Short exercise: Say how many lines of the material below contain the word "再生可能エネルギー", with no other words.

-------- Extracted material

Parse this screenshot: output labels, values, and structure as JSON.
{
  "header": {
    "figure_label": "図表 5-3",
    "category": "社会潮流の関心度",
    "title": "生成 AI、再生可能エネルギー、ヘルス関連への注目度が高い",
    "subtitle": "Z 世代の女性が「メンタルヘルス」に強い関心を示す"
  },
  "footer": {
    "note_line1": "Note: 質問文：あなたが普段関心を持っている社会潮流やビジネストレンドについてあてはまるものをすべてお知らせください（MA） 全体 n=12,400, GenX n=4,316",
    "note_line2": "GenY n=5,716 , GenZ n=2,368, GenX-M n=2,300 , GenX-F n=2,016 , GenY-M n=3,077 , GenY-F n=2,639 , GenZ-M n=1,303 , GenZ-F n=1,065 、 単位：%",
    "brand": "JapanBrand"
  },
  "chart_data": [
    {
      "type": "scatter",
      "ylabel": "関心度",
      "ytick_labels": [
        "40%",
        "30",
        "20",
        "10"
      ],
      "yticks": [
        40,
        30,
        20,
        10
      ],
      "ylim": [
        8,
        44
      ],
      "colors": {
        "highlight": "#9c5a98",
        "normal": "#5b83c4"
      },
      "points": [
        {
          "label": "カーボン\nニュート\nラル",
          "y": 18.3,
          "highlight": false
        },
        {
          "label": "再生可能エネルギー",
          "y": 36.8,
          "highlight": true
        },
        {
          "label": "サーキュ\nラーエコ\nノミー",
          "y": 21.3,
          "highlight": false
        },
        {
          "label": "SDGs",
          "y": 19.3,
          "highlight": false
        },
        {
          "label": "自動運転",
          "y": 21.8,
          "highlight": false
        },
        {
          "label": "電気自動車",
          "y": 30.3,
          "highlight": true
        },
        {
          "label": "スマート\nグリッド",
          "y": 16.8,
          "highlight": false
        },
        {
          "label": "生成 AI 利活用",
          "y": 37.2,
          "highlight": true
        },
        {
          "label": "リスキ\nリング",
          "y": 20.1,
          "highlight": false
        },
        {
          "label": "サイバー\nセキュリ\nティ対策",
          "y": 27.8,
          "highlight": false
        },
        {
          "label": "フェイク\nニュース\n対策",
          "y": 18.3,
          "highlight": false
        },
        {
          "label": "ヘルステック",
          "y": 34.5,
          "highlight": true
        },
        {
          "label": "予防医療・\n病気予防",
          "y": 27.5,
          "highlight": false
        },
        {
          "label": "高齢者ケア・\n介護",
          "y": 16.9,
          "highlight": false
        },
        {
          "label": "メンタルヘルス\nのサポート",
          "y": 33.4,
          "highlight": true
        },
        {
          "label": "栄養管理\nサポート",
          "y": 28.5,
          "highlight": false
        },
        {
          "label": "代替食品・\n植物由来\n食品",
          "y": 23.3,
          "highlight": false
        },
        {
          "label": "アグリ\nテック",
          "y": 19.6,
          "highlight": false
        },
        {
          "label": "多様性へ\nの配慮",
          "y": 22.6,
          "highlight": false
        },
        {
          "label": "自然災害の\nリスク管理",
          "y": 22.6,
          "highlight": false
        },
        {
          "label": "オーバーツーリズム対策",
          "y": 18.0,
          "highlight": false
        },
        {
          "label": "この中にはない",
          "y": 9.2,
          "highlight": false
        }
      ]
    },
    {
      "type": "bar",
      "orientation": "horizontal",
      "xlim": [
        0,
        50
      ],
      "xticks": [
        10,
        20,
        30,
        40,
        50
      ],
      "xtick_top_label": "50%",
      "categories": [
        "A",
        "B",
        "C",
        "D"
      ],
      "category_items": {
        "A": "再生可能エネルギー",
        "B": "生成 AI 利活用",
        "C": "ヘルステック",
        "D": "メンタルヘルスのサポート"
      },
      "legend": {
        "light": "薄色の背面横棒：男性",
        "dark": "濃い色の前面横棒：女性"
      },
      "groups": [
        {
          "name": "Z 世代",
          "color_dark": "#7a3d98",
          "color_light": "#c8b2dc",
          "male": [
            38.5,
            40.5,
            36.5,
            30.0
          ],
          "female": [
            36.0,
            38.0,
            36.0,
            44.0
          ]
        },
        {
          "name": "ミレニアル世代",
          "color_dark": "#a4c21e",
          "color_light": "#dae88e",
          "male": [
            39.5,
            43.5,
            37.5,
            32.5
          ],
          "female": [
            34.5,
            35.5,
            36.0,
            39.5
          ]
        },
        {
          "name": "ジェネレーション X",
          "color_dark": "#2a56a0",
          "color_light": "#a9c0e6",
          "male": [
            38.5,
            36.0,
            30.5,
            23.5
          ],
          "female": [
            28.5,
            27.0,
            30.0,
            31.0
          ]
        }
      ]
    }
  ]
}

----------------

Answer for this exercise: 3